### STATED GOAL
All records below must be retyped exactly.

[Collected data]
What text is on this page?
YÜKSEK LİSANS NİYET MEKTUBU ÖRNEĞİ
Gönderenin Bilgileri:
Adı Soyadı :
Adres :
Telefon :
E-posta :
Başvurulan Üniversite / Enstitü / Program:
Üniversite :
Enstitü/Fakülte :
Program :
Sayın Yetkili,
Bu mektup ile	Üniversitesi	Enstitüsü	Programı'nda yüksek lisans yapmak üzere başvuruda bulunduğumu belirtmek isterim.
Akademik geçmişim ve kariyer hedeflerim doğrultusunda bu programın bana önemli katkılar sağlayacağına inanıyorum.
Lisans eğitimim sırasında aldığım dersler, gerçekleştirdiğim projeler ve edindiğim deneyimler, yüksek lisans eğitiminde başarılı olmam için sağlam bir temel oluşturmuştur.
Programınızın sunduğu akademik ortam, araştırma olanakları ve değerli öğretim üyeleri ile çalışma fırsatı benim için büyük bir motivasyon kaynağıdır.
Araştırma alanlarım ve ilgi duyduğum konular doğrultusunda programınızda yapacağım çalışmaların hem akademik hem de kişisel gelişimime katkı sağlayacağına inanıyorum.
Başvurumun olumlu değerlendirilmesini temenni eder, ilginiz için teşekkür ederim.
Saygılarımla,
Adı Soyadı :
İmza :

### COMPLETE ANSWER
What text is on this page?
YÜKSEK LİSANS NİYET MEKTUBU ÖRNEĞİ
Gönderenin Bilgileri:
Adı Soyadı :
Adres :
Telefon :
E-posta :
Başvurulan Üniversite / Enstitü / Program:
Üniversite :
Enstitü/Fakülte :
Program :
Sayın Yetkili,
Bu mektup ile	Üniversitesi	Enstitüsü	Programı'nda yüksek lisans yapmak üzere başvuruda bulunduğumu belirtmek isterim.
Akademik geçmişim ve kariyer hedeflerim doğrultusunda bu programın bana önemli katkılar sağlayacağına inanıyorum.
Lisans eğitimim sırasında aldığım dersler, gerçekleştirdiğim projeler ve edindiğim deneyimler, yüksek lisans eğitiminde başarılı olmam için sağlam bir temel oluşturmuştur.
Programınızın sunduğu akademik ortam, araştırma olanakları ve değerli öğretim üyeleri ile çalışma fırsatı benim için büyük bir motivasyon kaynağıdır.
Araştırma alanlarım ve ilgi duyduğum konular doğrultusunda programınızda yapacağım çalışmaların hem akademik hem de kişisel gelişimime katkı sağlayacağına inanıyorum.
Başvurumun olumlu değerlendirilmesini temenni eder, ilginiz için teşekkür ederim.
Saygılarımla,
Adı Soyadı :
İmza :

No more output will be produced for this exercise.